- [WHAT THE TASK ASKS]
Select each line where the word "this" appears.

[Figure record listings]
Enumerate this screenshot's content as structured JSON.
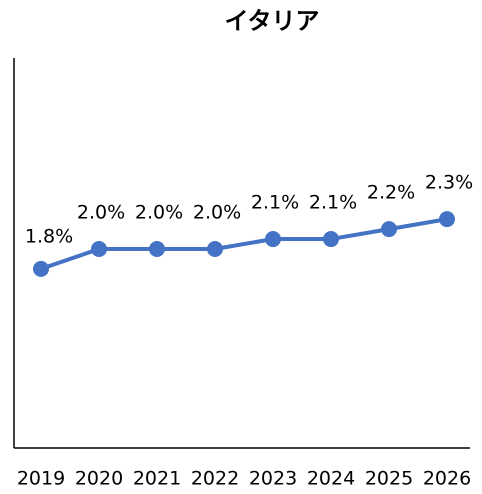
{
  "chart_data": {
    "type": "line",
    "title": "イタリア",
    "categories": [
      "2019",
      "2020",
      "2021",
      "2022",
      "2023",
      "2024",
      "2025",
      "2026"
    ],
    "values": [
      1.8,
      2.0,
      2.0,
      2.0,
      2.1,
      2.1,
      2.2,
      2.3
    ],
    "value_labels": [
      "1.8%",
      "2.0%",
      "2.0%",
      "2.0%",
      "2.1%",
      "2.1%",
      "2.2%",
      "2.3%"
    ],
    "color": "#4472c4",
    "ylim": [
      0,
      4
    ]
  }
}
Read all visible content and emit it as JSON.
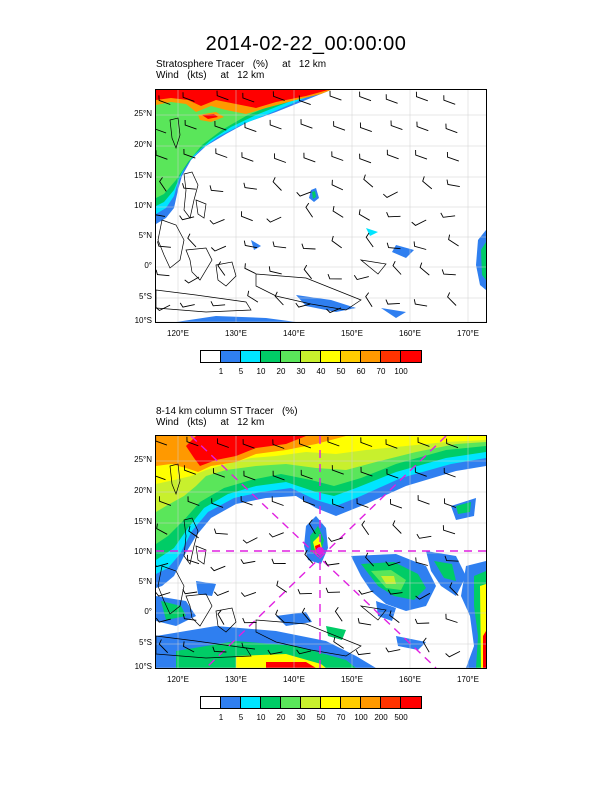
{
  "title": "2014-02-22_00:00:00",
  "panels": [
    {
      "label_line1": "Stratosphere Tracer   (%)     at   12 km",
      "label_line2": "Wind   (kts)     at   12 km",
      "colorbar": {
        "colors": [
          "#ffffff",
          "#2f7ff0",
          "#00e5ff",
          "#00cc66",
          "#5ae65a",
          "#c8f02d",
          "#ffff00",
          "#ffcc00",
          "#ff9900",
          "#ff3300",
          "#ff0000"
        ],
        "labels": [
          "1",
          "5",
          "10",
          "20",
          "30",
          "40",
          "50",
          "60",
          "70",
          "100"
        ]
      },
      "has_storm": false
    },
    {
      "label_line1": "8-14 km column ST Tracer   (%)",
      "label_line2": "Wind   (kts)     at   12 km",
      "colorbar": {
        "colors": [
          "#ffffff",
          "#2f7ff0",
          "#00e5ff",
          "#00cc66",
          "#5ae65a",
          "#c8f02d",
          "#ffff00",
          "#ffcc00",
          "#ff9900",
          "#ff3300",
          "#ff0000"
        ],
        "labels": [
          "1",
          "5",
          "10",
          "20",
          "30",
          "50",
          "70",
          "100",
          "200",
          "500"
        ]
      },
      "has_storm": true
    }
  ],
  "axes": {
    "lat_labels": [
      "25°N",
      "20°N",
      "15°N",
      "10°N",
      "5°N",
      "0°",
      "5°S",
      "10°S"
    ],
    "lon_labels": [
      "120°E",
      "130°E",
      "140°E",
      "150°E",
      "160°E",
      "170°E"
    ]
  }
}
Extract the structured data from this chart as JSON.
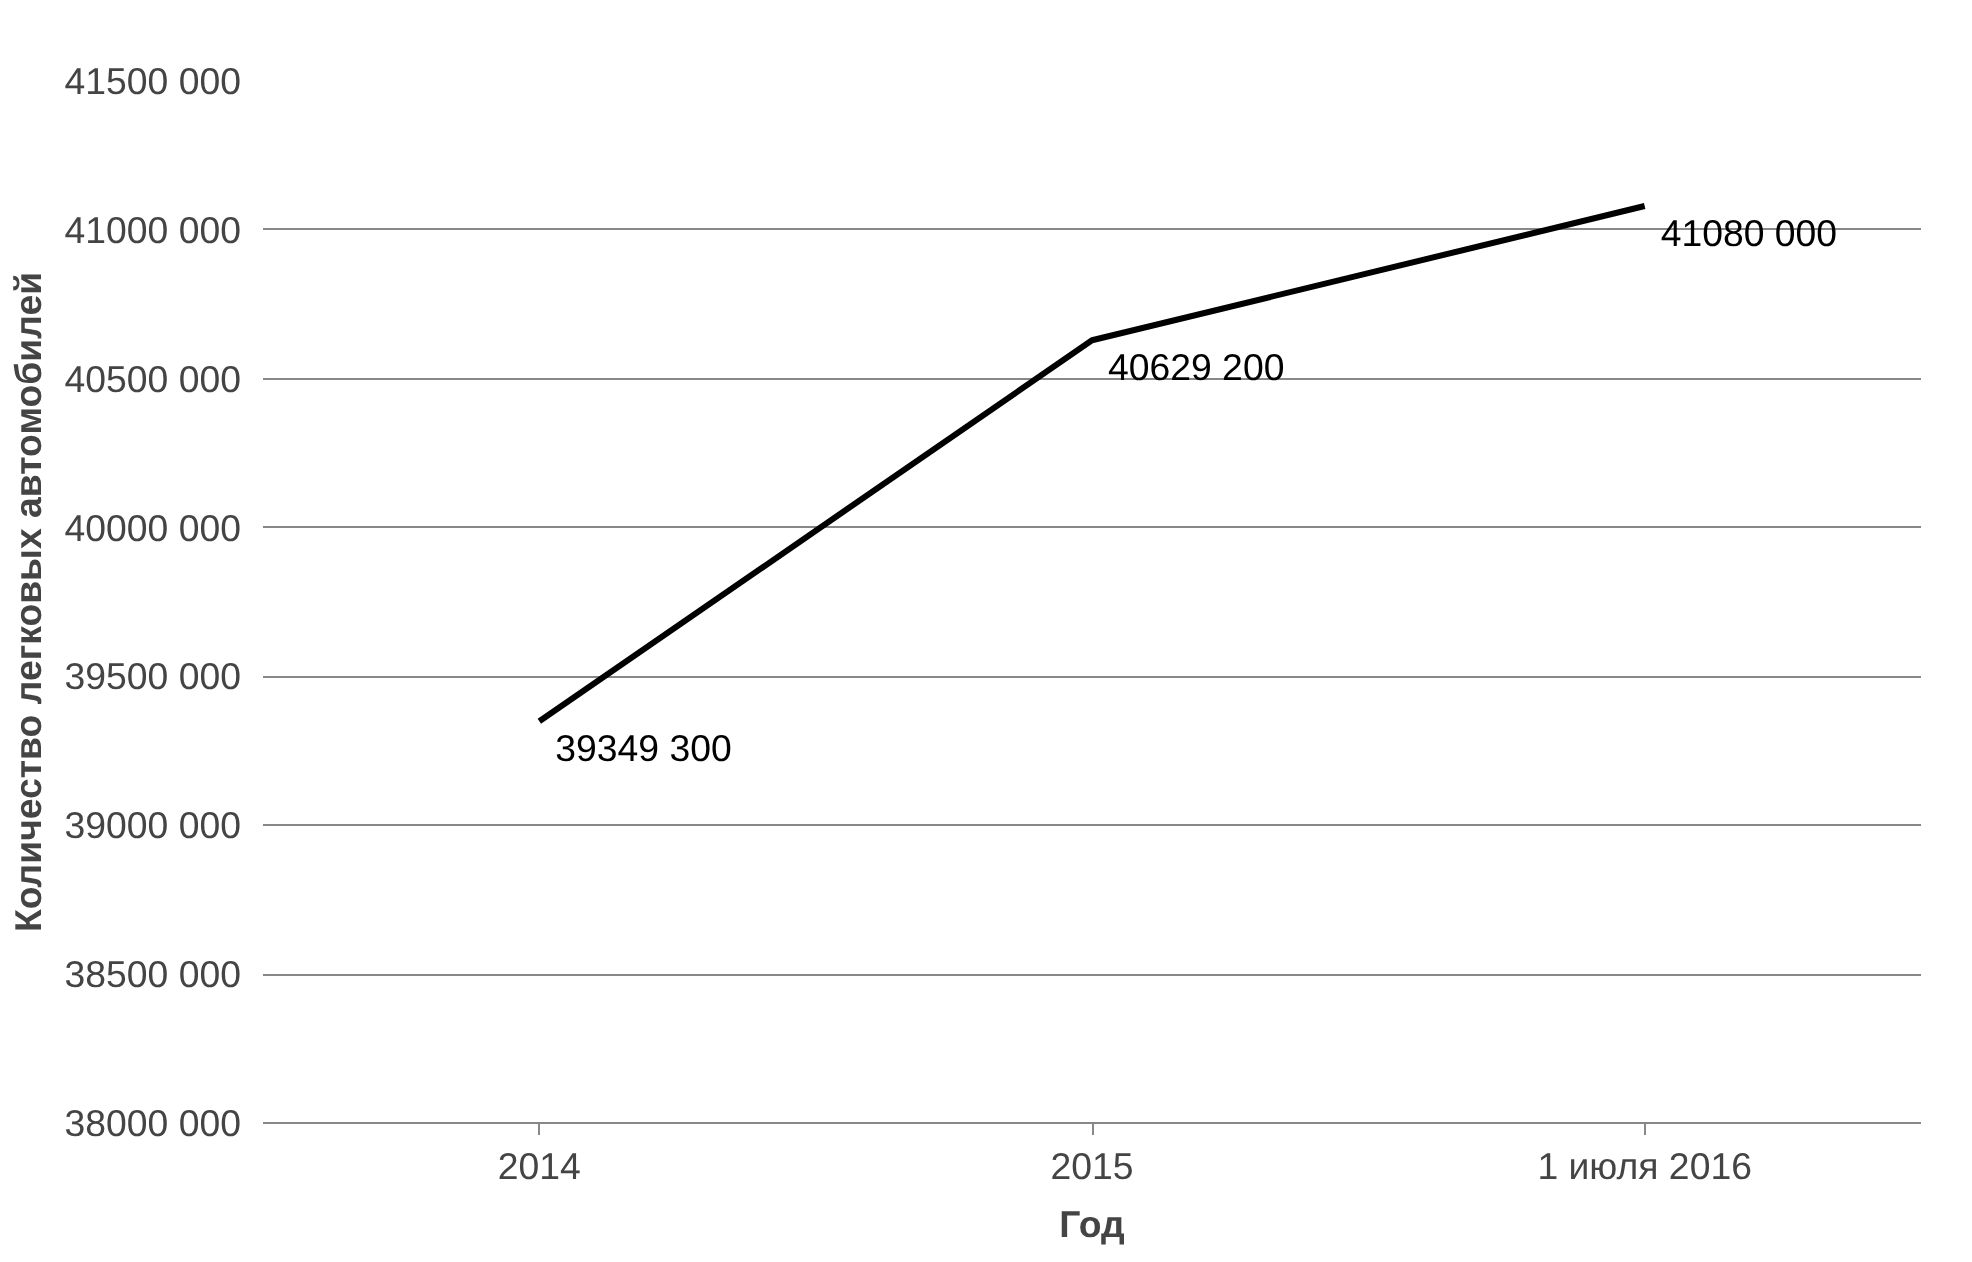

- [COMPLETE RESPONSE]
Enumerate this screenshot's content as structured JSON.
Extract the structured data from this chart as JSON.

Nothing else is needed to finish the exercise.